(Rows from a dataset)
□ □ □ □
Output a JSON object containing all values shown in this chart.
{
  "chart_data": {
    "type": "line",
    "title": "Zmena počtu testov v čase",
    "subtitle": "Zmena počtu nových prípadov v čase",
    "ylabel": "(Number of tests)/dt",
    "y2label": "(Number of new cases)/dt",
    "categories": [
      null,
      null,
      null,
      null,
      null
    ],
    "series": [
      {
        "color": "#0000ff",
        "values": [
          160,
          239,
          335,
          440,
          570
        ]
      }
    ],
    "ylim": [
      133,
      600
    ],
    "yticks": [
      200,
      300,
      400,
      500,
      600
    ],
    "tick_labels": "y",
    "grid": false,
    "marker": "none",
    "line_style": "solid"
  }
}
□ □ □ □
_Short exercise_
In the records above, locate the lines holding the word "čase". Copy each of them.

_Solution for this problem_
    "title": "Zmena počtu testov v čase",
    "subtitle": "Zmena počtu nových prípadov v čase",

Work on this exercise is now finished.